Aim
Extract the complete listing and repeat it word for word.

Provided data
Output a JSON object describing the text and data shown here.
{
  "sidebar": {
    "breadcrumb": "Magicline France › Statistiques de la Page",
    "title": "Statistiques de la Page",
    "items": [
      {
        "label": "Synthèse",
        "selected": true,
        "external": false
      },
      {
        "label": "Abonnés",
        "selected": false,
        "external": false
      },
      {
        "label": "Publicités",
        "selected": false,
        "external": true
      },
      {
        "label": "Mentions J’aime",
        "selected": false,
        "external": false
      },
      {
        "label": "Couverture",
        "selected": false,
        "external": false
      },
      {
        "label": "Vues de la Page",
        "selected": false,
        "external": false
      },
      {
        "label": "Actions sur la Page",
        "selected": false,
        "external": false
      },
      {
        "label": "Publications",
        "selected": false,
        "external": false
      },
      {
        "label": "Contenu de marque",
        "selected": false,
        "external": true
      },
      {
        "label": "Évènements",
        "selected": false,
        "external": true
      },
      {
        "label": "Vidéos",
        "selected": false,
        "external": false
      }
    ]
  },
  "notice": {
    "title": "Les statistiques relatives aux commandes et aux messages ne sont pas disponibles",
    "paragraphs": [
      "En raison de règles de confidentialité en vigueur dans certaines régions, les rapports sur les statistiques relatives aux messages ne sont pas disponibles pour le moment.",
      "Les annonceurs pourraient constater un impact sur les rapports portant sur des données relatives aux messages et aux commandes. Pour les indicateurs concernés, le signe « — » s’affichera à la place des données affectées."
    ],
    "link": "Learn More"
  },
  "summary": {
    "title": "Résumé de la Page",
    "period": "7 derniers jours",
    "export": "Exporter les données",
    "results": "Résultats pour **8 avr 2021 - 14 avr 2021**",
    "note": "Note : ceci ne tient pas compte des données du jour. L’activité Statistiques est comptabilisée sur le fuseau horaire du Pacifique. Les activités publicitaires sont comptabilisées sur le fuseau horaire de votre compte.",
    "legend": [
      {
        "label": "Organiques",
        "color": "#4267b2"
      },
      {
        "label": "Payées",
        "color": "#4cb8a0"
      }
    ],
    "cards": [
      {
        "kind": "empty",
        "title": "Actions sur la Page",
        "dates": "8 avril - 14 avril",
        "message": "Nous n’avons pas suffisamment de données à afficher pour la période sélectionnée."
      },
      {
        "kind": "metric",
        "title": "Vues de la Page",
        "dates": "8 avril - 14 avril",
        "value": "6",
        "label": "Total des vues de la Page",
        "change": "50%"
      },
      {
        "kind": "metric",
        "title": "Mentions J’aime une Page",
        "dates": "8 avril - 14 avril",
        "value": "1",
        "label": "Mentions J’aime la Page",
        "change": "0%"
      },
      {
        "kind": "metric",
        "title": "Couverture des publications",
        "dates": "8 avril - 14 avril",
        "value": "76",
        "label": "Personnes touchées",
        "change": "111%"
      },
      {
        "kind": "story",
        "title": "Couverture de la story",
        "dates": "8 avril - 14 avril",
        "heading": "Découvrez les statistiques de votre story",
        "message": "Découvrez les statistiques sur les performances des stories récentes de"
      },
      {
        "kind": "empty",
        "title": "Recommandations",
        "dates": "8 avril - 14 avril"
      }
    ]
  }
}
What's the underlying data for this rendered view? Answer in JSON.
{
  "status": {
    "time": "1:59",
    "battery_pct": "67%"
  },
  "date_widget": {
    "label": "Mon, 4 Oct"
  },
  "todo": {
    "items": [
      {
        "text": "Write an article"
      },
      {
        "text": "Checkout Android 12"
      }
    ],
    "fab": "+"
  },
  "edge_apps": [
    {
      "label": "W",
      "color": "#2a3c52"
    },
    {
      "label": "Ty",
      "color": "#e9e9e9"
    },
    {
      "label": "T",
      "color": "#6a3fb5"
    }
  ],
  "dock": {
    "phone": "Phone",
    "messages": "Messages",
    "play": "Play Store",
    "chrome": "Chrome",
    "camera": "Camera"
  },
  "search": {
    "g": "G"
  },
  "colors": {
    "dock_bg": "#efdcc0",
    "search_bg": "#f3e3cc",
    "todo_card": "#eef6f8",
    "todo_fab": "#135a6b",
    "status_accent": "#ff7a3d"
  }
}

Answer below
Output a JSON object describing the text and data shown here.
{
  "sidebar": {
    "breadcrumb": "Magicline France › Statistiques de la Page",
    "title": "Statistiques de la Page",
    "items": [
      {
        "label": "Synthèse",
        "selected": true,
        "external": false
      },
      {
        "label": "Abonnés",
        "selected": false,
        "external": false
      },
      {
        "label": "Publicités",
        "selected": false,
        "external": true
      },
      {
        "label": "Mentions J’aime",
        "selected": false,
        "external": false
      },
      {
        "label": "Couverture",
        "selected": false,
        "external": false
      },
      {
        "label": "Vues de la Page",
        "selected": false,
        "external": false
      },
      {
        "label": "Actions sur la Page",
        "selected": false,
        "external": false
      },
      {
        "label": "Publications",
        "selected": false,
        "external": false
      },
      {
        "label": "Contenu de marque",
        "selected": false,
        "external": true
      },
      {
        "label": "Évènements",
        "selected": false,
        "external": true
      },
      {
        "label": "Vidéos",
        "selected": false,
        "external": false
      }
    ]
  },
  "notice": {
    "title": "Les statistiques relatives aux commandes et aux messages ne sont pas disponibles",
    "paragraphs": [
      "En raison de règles de confidentialité en vigueur dans certaines régions, les rapports sur les statistiques relatives aux messages ne sont pas disponibles pour le moment.",
      "Les annonceurs pourraient constater un impact sur les rapports portant sur des données relatives aux messages et aux commandes. Pour les indicateurs concernés, le signe « — » s’affichera à la place des données affectées."
    ],
    "link": "Learn More"
  },
  "summary": {
    "title": "Résumé de la Page",
    "period": "7 derniers jours",
    "export": "Exporter les données",
    "results": "Résultats pour **8 avr 2021 - 14 avr 2021**",
    "note": "Note : ceci ne tient pas compte des données du jour. L’activité Statistiques est comptabilisée sur le fuseau horaire du Pacifique. Les activités publicitaires sont comptabilisées sur le fuseau horaire de votre compte.",
    "legend": [
      {
        "label": "Organiques",
        "color": "#4267b2"
      },
      {
        "label": "Payées",
        "color": "#4cb8a0"
      }
    ],
    "cards": [
      {
        "kind": "empty",
        "title": "Actions sur la Page",
        "dates": "8 avril - 14 avril",
        "message": "Nous n’avons pas suffisamment de données à afficher pour la période sélectionnée."
      },
      {
        "kind": "metric",
        "title": "Vues de la Page",
        "dates": "8 avril - 14 avril",
        "value": "6",
        "label": "Total des vues de la Page",
        "change": "50%"
      },
      {
        "kind": "metric",
        "title": "Mentions J’aime une Page",
        "dates": "8 avril - 14 avril",
        "value": "1",
        "label": "Mentions J’aime la Page",
        "change": "0%"
      },
      {
        "kind": "metric",
        "title": "Couverture des publications",
        "dates": "8 avril - 14 avril",
        "value": "76",
        "label": "Personnes touchées",
        "change": "111%"
      },
      {
        "kind": "story",
        "title": "Couverture de la story",
        "dates": "8 avril - 14 avril",
        "heading": "Découvrez les statistiques de votre story",
        "message": "Découvrez les statistiques sur les performances des stories récentes de"
      },
      {
        "kind": "empty",
        "title": "Recommandations",
        "dates": "8 avril - 14 avril"
      }
    ]
  }
}
What's the underlying data for this rendered view? Answer in JSON.
{
  "status": {
    "time": "1:59",
    "battery_pct": "67%"
  },
  "date_widget": {
    "label": "Mon, 4 Oct"
  },
  "todo": {
    "items": [
      {
        "text": "Write an article"
      },
      {
        "text": "Checkout Android 12"
      }
    ],
    "fab": "+"
  },
  "edge_apps": [
    {
      "label": "W",
      "color": "#2a3c52"
    },
    {
      "label": "Ty",
      "color": "#e9e9e9"
    },
    {
      "label": "T",
      "color": "#6a3fb5"
    }
  ],
  "dock": {
    "phone": "Phone",
    "messages": "Messages",
    "play": "Play Store",
    "chrome": "Chrome",
    "camera": "Camera"
  },
  "search": {
    "g": "G"
  },
  "colors": {
    "dock_bg": "#efdcc0",
    "search_bg": "#f3e3cc",
    "todo_card": "#eef6f8",
    "todo_fab": "#135a6b",
    "status_accent": "#ff7a3d"
  }
}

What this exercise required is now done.